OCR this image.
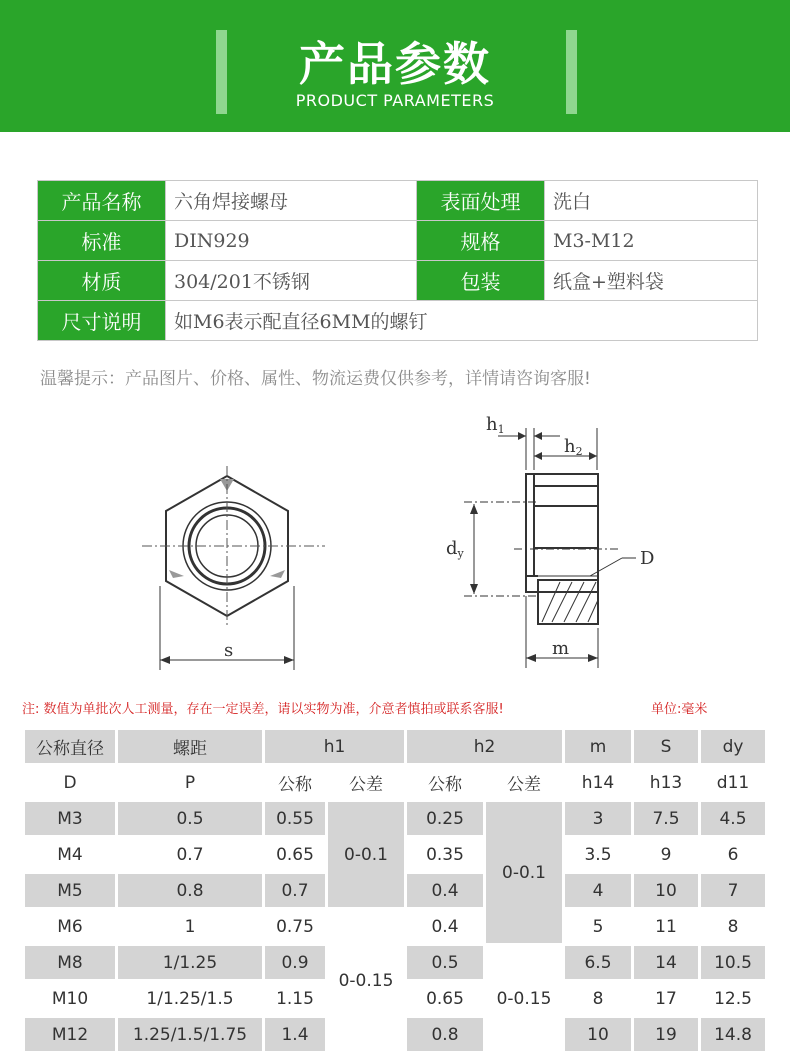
产品参数
PRODUCT PARAMETERS
产品名称	六角焊接螺母	表面处理	洗白
标准	DIN929	规格	M3-M12
材质	304/201不锈钢	包装	纸盒+塑料袋
尺寸说明	如M6表示配直径6MM的螺钉		
温馨提示：产品图片、价格、属性、物流运费仅供参考，详情请咨询客服!
s
h1
h2
dy	D
m
注: 数值为单批次人工测量，存在一定误差，请以实物为准，介意者慎拍或联系客服!	单位:毫米
公称直径	螺距	h1		h2		m	S	dy
D	P	公称	公差	公称	公差	h14	h13	d11
M3	0.5	0.55	0-0.1	0.25	0-0.1	3	7.5	4.5
M4	0.7	0.65		0.35		3.5	9	6
M5	0.8	0.7		0.4		4	10	7
M6	1	0.75	0-0.15	0.4		5	11	8
M8	1/1.25	0.9		0.5	0-0.15	6.5	14	10.5
M10	1/1.25/1.5	1.15		0.65		8	17	12.5
M12	1.25/1.5/1.75	1.4		0.8		10	19	14.8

******************************

[WRITTEN EXERCISE] Transcribe every record above exactly as written, leaving out any pictures.

[FINAL ANSWER]
OCR this image.
产品参数
PRODUCT PARAMETERS
产品名称	六角焊接螺母	表面处理	洗白
标准	DIN929	规格	M3-M12
材质	304/201不锈钢	包装	纸盒+塑料袋
尺寸说明	如M6表示配直径6MM的螺钉		
温馨提示：产品图片、价格、属性、物流运费仅供参考，详情请咨询客服!
s
h1
h2
dy	D
m
注: 数值为单批次人工测量，存在一定误差，请以实物为准，介意者慎拍或联系客服!	单位:毫米
公称直径	螺距	h1		h2		m	S	dy
D	P	公称	公差	公称	公差	h14	h13	d11
M3	0.5	0.55	0-0.1	0.25	0-0.1	3	7.5	4.5
M4	0.7	0.65		0.35		3.5	9	6
M5	0.8	0.7		0.4		4	10	7
M6	1	0.75	0-0.15	0.4		5	11	8
M8	1/1.25	0.9		0.5	0-0.15	6.5	14	10.5
M10	1/1.25/1.5	1.15		0.65		8	17	12.5
M12	1.25/1.5/1.75	1.4		0.8		10	19	14.8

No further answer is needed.